>> begin Data provided

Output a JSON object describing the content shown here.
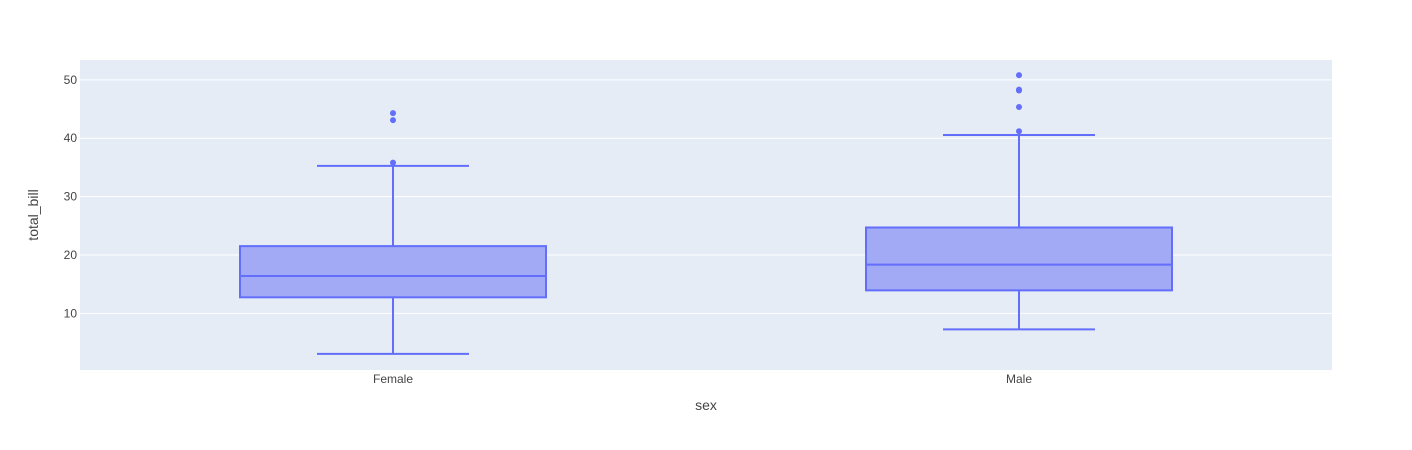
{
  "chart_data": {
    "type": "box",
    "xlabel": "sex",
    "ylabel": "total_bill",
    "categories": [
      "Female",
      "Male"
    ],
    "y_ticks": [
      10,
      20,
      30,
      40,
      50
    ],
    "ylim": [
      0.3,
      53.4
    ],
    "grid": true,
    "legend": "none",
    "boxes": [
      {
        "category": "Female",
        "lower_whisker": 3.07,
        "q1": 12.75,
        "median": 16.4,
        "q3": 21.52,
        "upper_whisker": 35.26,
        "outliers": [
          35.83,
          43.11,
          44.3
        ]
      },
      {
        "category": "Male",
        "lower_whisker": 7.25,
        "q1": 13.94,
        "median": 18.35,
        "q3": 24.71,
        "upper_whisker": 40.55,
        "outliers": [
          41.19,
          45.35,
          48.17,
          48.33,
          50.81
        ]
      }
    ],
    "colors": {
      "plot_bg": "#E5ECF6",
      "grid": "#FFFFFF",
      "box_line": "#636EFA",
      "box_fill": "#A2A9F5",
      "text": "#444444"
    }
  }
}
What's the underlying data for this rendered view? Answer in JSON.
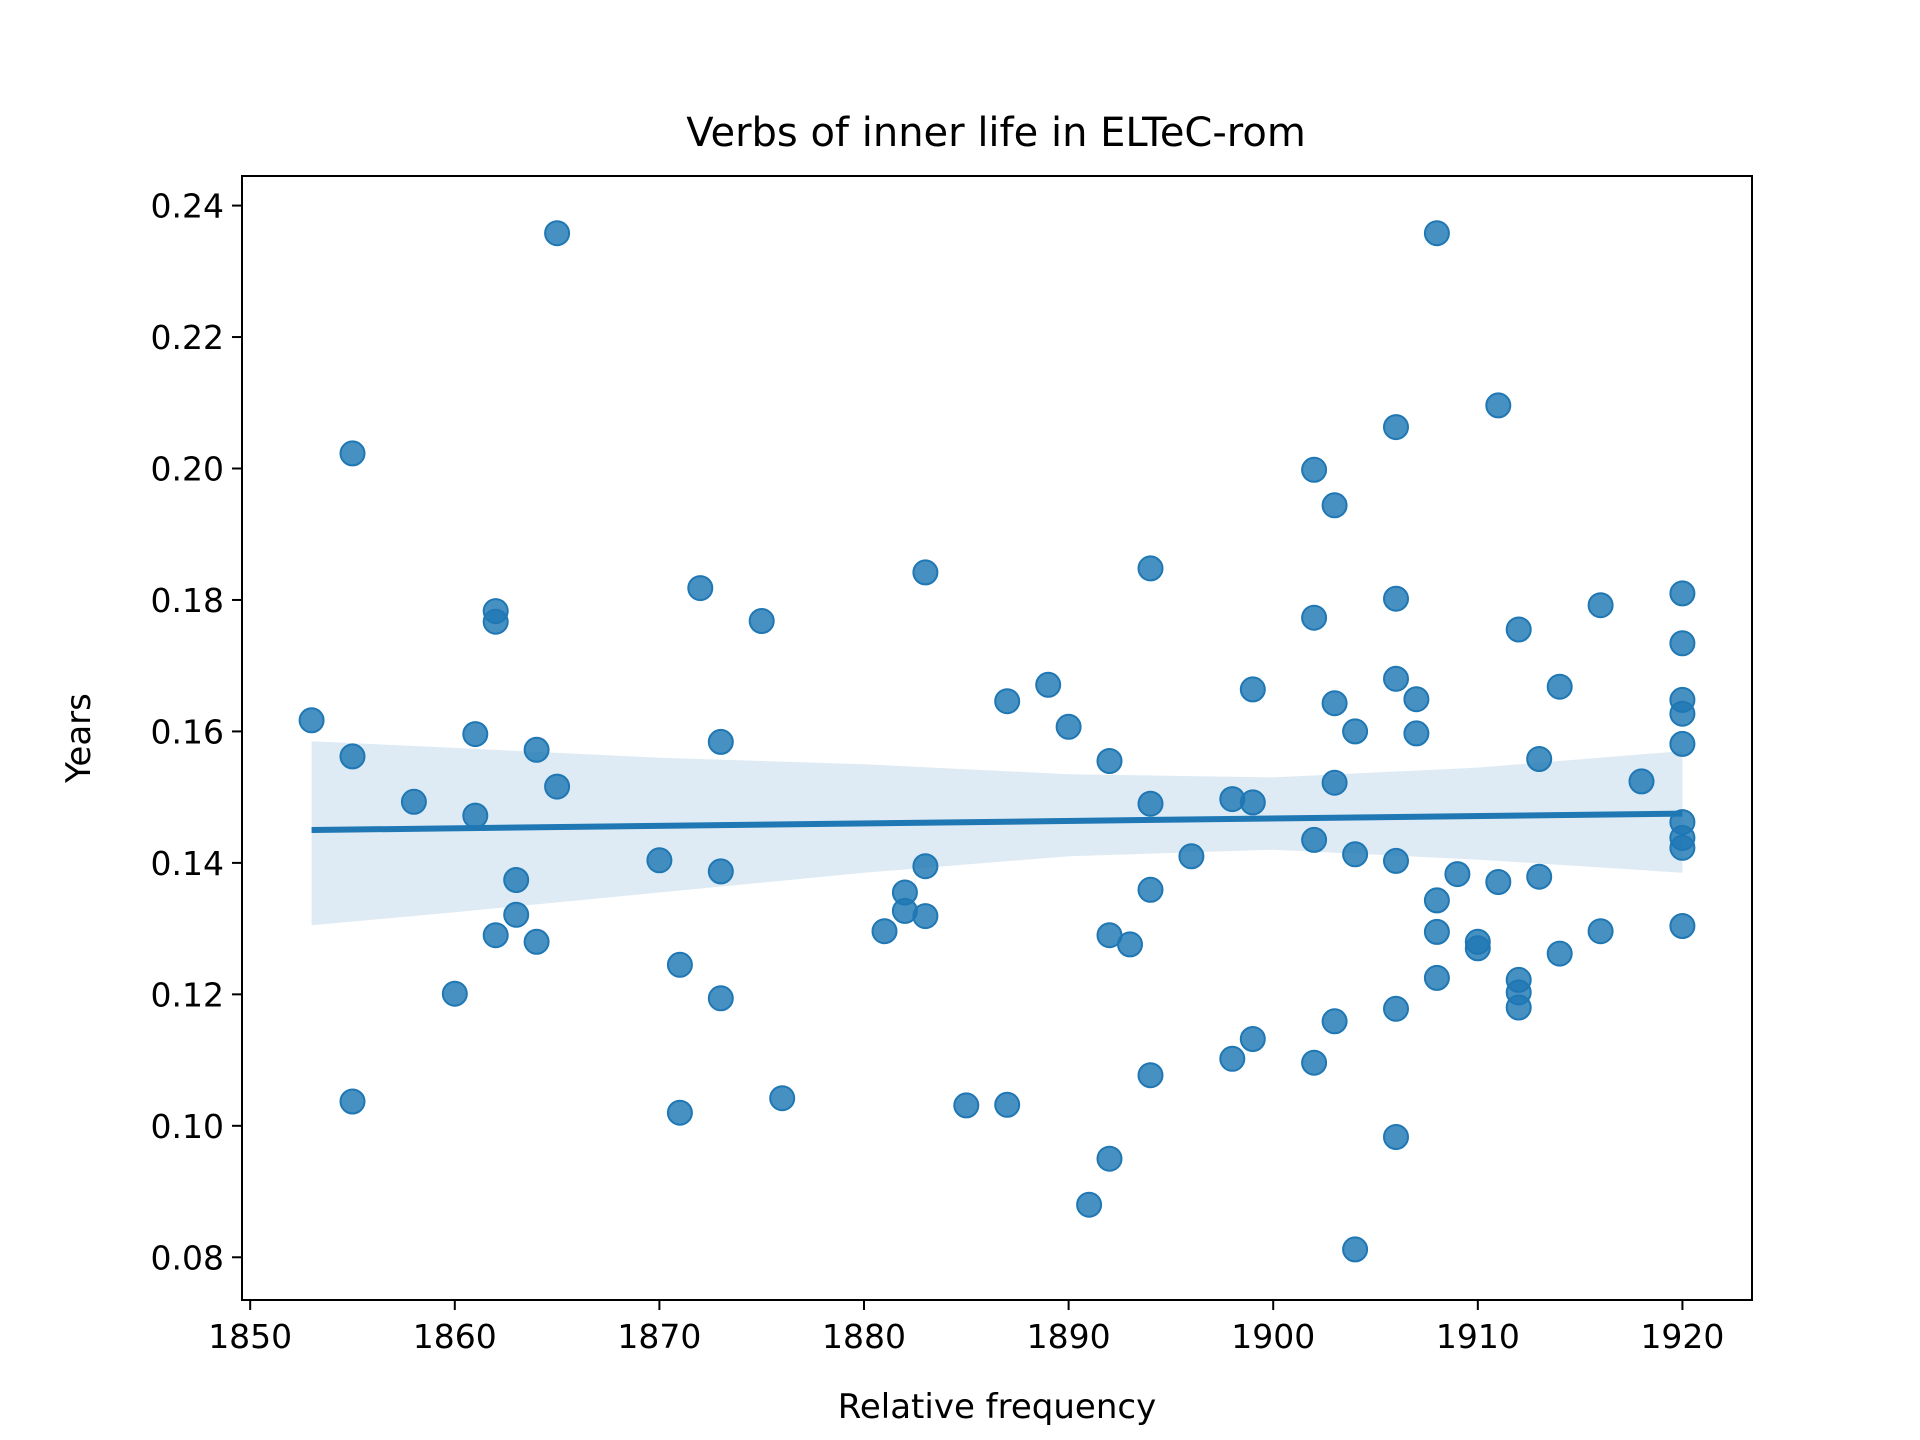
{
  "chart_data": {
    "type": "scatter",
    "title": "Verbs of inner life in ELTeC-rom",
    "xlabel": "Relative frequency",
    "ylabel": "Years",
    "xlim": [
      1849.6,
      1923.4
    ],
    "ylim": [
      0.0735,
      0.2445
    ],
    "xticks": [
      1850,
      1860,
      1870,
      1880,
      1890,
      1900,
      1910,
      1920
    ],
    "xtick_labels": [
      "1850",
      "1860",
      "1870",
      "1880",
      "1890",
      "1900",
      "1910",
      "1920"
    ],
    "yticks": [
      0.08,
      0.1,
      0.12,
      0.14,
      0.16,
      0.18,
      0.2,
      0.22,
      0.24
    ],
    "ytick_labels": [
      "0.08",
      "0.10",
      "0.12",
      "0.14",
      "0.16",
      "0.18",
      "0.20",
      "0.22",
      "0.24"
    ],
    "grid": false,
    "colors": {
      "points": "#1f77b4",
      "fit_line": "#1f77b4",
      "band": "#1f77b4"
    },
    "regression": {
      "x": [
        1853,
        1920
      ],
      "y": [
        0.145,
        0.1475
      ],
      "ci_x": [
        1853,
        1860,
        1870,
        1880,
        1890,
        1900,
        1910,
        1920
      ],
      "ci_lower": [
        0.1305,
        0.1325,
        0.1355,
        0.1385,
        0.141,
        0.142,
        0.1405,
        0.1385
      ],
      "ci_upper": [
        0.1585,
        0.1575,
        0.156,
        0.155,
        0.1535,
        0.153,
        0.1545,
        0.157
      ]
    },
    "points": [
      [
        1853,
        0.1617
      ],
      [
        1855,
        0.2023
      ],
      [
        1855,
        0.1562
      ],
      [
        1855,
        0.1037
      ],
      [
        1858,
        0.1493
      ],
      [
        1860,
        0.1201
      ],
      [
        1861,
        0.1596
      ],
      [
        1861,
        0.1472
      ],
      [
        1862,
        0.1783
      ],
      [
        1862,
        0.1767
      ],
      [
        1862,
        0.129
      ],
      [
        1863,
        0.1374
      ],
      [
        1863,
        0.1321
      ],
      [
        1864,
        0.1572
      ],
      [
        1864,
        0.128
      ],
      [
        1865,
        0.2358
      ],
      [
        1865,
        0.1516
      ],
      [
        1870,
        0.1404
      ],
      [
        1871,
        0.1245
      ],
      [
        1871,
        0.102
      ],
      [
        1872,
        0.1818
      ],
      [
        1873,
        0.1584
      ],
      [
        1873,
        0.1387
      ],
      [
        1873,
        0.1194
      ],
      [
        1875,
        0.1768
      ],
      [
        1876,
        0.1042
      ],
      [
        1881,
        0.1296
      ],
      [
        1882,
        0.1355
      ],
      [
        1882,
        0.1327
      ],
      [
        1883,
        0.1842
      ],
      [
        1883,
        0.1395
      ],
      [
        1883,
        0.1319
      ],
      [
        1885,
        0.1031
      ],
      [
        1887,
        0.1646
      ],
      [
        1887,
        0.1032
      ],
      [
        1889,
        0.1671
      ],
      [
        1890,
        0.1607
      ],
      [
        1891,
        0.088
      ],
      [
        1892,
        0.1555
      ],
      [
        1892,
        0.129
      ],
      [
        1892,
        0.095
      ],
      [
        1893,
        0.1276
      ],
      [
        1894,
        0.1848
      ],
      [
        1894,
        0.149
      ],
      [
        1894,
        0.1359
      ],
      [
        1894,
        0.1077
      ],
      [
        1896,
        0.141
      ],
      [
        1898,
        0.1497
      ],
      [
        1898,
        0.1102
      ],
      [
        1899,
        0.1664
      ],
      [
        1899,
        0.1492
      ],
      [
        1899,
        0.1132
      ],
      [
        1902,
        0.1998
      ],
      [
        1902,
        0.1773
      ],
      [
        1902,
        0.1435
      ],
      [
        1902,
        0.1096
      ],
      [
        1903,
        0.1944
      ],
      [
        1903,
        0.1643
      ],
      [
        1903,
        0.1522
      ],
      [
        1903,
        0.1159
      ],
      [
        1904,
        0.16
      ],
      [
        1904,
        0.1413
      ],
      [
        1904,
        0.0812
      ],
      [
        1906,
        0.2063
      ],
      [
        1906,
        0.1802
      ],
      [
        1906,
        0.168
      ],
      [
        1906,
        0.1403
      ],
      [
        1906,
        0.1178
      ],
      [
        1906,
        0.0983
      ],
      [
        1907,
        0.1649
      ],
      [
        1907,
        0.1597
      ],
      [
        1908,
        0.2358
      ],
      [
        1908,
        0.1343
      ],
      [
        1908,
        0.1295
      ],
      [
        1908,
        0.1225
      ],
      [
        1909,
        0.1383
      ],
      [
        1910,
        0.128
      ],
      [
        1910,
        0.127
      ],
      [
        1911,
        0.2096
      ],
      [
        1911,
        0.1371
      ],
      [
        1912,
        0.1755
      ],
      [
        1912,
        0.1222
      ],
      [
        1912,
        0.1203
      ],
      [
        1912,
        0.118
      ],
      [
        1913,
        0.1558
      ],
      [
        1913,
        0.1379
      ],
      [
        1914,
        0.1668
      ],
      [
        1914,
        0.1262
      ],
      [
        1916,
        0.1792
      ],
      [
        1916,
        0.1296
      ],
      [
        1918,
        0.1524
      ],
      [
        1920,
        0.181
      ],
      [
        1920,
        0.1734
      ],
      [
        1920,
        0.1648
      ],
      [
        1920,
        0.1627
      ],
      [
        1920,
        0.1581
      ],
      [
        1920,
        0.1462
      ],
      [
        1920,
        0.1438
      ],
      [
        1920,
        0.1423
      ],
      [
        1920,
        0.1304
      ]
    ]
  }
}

>> end Data provided
>> begin Data provided

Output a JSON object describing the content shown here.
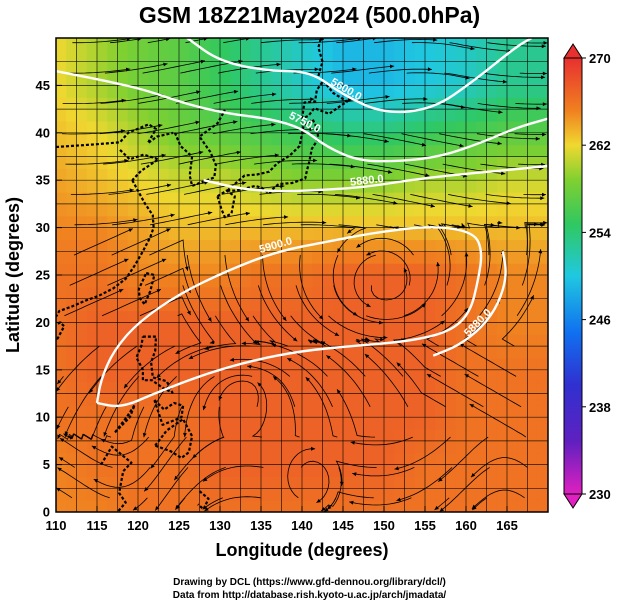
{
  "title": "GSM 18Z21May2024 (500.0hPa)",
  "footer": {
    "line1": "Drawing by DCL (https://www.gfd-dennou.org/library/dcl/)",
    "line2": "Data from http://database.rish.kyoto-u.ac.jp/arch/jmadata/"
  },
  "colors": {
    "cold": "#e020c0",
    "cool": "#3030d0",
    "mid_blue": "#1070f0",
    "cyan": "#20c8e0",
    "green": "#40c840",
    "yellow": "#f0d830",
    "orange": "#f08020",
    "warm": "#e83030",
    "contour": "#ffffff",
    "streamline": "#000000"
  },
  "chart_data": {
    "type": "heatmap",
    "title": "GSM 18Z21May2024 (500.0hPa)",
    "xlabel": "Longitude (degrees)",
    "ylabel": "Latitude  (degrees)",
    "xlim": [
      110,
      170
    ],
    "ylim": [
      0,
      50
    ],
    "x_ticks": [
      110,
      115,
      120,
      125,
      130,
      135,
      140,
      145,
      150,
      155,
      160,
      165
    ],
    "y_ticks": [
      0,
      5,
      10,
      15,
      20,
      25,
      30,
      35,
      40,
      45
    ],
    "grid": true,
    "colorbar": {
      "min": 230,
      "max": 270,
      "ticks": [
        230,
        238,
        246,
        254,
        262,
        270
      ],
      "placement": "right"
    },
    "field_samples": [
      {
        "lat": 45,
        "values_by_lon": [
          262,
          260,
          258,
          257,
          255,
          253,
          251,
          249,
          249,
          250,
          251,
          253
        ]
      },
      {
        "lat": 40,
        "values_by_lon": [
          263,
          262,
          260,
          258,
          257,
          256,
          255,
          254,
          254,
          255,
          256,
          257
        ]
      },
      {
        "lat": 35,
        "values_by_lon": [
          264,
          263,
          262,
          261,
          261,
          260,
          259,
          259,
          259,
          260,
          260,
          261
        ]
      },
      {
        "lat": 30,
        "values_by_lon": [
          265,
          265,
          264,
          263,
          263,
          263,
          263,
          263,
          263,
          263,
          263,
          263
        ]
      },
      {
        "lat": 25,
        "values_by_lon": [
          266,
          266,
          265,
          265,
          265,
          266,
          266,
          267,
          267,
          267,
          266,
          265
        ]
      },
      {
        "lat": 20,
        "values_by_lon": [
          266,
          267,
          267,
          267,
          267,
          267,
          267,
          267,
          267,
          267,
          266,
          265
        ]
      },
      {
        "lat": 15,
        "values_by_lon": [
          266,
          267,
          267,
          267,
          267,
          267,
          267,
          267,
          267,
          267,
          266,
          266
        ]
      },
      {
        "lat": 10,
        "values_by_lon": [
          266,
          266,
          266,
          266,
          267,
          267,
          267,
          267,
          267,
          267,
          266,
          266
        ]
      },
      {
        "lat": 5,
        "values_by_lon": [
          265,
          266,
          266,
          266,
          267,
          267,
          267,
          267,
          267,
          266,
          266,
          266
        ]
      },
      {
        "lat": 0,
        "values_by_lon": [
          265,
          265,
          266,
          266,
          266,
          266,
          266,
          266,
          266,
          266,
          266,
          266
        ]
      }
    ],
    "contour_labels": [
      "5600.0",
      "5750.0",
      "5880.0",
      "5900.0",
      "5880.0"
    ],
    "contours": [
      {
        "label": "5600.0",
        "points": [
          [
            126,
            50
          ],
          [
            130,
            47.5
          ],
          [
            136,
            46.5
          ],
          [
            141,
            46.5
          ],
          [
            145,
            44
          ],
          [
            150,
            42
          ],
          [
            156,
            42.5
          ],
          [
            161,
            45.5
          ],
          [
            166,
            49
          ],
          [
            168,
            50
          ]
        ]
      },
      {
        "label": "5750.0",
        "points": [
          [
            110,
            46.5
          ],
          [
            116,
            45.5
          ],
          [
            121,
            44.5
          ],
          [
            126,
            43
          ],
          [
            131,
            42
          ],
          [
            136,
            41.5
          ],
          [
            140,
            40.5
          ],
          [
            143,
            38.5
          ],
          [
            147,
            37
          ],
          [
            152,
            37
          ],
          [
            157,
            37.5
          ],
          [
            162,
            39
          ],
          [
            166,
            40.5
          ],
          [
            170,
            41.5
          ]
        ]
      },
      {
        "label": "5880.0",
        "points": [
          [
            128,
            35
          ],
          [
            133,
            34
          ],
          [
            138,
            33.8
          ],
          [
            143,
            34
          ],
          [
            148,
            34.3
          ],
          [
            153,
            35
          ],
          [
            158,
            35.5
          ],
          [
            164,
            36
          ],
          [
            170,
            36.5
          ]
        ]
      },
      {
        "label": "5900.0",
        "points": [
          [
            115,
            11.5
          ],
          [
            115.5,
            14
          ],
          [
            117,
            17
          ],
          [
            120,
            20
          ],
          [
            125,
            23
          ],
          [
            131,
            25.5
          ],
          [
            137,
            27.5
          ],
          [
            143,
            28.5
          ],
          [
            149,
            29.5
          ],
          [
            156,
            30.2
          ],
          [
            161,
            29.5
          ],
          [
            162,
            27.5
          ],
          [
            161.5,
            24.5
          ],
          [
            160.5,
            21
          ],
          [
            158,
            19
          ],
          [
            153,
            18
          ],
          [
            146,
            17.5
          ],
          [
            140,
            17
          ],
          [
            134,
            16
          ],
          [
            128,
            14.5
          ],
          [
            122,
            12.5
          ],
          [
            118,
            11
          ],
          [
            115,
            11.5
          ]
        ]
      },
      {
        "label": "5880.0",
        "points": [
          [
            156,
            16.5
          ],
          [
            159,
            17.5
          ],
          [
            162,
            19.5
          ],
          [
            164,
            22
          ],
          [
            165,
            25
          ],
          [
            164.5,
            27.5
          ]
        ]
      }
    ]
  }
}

>> end Data provided

> **The exercise**
Select every line in the records above that contains the word "title".

> **Result for this task**
    "title": "Verbs of inner life in ELTeC-rom",
  "title": "GSM 18Z21May2024 (500.0hPa)",
    "title": "GSM 18Z21May2024 (500.0hPa)",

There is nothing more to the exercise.